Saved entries
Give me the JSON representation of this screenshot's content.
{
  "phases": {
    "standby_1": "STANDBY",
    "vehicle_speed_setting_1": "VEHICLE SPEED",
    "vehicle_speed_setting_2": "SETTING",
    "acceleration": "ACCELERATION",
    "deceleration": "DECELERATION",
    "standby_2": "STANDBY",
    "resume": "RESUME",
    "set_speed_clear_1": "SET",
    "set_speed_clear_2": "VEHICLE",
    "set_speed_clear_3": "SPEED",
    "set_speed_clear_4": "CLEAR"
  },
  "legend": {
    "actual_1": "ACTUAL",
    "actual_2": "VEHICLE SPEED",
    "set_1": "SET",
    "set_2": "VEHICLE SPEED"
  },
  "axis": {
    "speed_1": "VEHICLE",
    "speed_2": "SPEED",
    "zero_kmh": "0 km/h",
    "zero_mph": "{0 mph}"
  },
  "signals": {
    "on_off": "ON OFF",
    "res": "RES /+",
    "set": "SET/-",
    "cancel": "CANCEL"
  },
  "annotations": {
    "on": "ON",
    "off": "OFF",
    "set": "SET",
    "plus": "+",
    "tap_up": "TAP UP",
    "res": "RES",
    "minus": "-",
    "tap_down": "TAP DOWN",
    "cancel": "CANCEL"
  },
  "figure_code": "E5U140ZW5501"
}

EXERCISE: Please repeat the listing above in full and exactly.

RESULT FOR THIS EXERCISE:
Give me the JSON representation of this screenshot's content.
{
  "phases": {
    "standby_1": "STANDBY",
    "vehicle_speed_setting_1": "VEHICLE SPEED",
    "vehicle_speed_setting_2": "SETTING",
    "acceleration": "ACCELERATION",
    "deceleration": "DECELERATION",
    "standby_2": "STANDBY",
    "resume": "RESUME",
    "set_speed_clear_1": "SET",
    "set_speed_clear_2": "VEHICLE",
    "set_speed_clear_3": "SPEED",
    "set_speed_clear_4": "CLEAR"
  },
  "legend": {
    "actual_1": "ACTUAL",
    "actual_2": "VEHICLE SPEED",
    "set_1": "SET",
    "set_2": "VEHICLE SPEED"
  },
  "axis": {
    "speed_1": "VEHICLE",
    "speed_2": "SPEED",
    "zero_kmh": "0 km/h",
    "zero_mph": "{0 mph}"
  },
  "signals": {
    "on_off": "ON OFF",
    "res": "RES /+",
    "set": "SET/-",
    "cancel": "CANCEL"
  },
  "annotations": {
    "on": "ON",
    "off": "OFF",
    "set": "SET",
    "plus": "+",
    "tap_up": "TAP UP",
    "res": "RES",
    "minus": "-",
    "tap_down": "TAP DOWN",
    "cancel": "CANCEL"
  },
  "figure_code": "E5U140ZW5501"
}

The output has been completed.